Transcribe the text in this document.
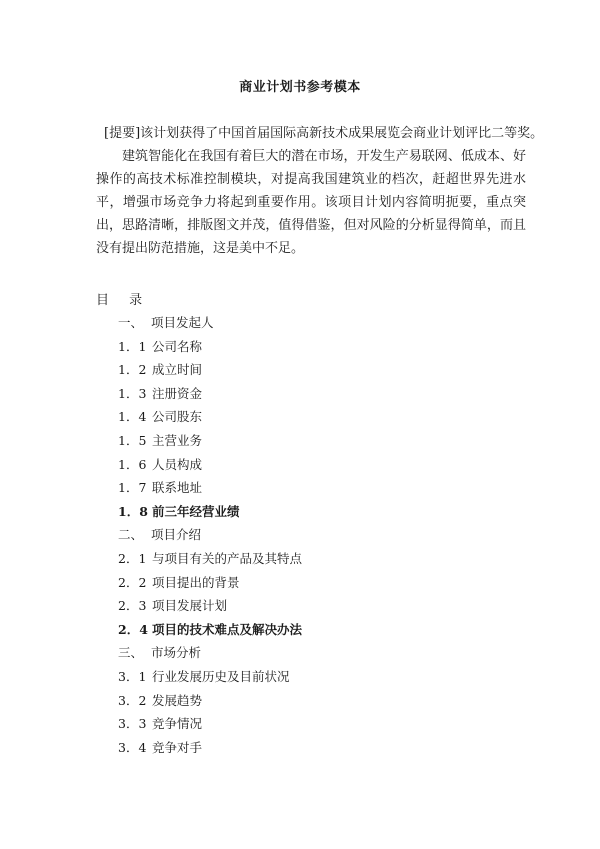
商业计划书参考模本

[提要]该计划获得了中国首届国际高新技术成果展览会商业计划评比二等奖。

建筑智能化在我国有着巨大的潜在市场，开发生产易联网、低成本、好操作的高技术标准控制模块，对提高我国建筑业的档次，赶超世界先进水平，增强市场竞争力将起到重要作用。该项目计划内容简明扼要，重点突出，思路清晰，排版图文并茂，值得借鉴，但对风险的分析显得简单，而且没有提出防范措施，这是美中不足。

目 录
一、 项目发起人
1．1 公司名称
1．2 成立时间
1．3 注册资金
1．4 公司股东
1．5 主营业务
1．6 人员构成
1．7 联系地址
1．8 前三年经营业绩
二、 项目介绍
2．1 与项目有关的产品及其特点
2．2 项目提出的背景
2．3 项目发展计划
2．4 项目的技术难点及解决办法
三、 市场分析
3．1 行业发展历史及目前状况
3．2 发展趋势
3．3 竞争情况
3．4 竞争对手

┄┄┄┄┄┄┄┄┄┄

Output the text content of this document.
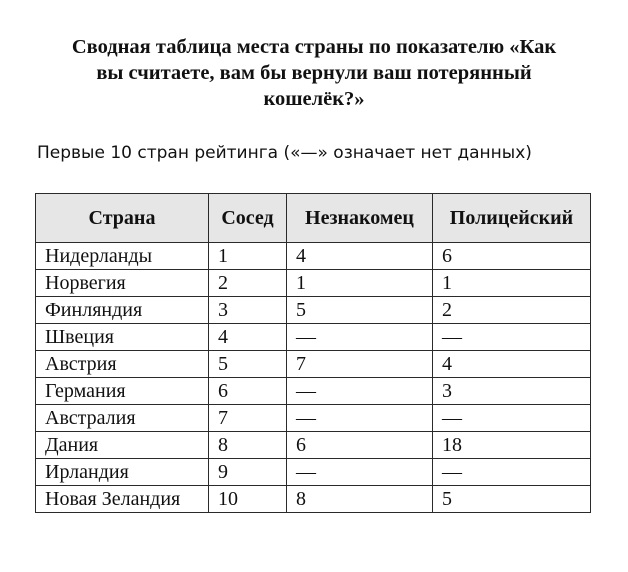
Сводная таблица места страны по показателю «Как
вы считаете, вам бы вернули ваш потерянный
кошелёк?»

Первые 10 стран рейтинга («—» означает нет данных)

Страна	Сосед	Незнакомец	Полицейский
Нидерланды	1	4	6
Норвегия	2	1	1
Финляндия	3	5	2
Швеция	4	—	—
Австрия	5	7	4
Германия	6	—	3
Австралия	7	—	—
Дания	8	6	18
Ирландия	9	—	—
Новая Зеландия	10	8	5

┄┄┄┄┄┄┄┄┄┄

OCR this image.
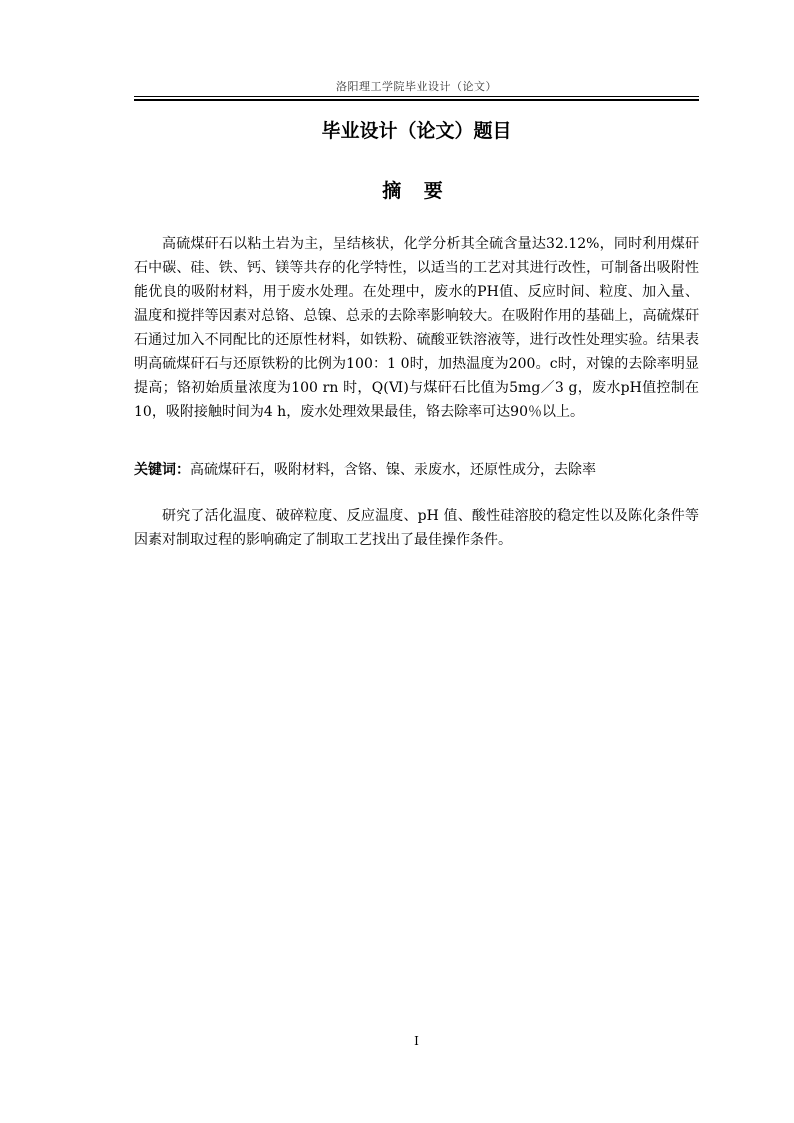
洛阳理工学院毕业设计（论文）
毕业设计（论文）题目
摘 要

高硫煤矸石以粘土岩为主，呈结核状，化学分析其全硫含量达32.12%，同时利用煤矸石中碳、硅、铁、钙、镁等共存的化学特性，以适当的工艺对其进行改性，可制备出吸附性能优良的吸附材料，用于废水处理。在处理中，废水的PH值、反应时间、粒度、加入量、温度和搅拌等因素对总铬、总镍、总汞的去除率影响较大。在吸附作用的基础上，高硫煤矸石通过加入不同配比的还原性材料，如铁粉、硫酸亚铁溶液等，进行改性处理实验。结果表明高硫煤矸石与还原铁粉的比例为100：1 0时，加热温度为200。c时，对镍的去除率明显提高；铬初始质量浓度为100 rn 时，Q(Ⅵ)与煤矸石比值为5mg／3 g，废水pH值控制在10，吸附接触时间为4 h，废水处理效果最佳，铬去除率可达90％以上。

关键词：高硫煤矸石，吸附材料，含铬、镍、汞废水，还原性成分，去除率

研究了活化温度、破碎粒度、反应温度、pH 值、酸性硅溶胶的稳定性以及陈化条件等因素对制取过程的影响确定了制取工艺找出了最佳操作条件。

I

┄┄┄┄┄┄┄┄┄┄

_What you need to do_
Copy all lines from the material that contain "this".

_Task output_
Transcribe the text in this document.
Output the text content of this document.
OCR this image.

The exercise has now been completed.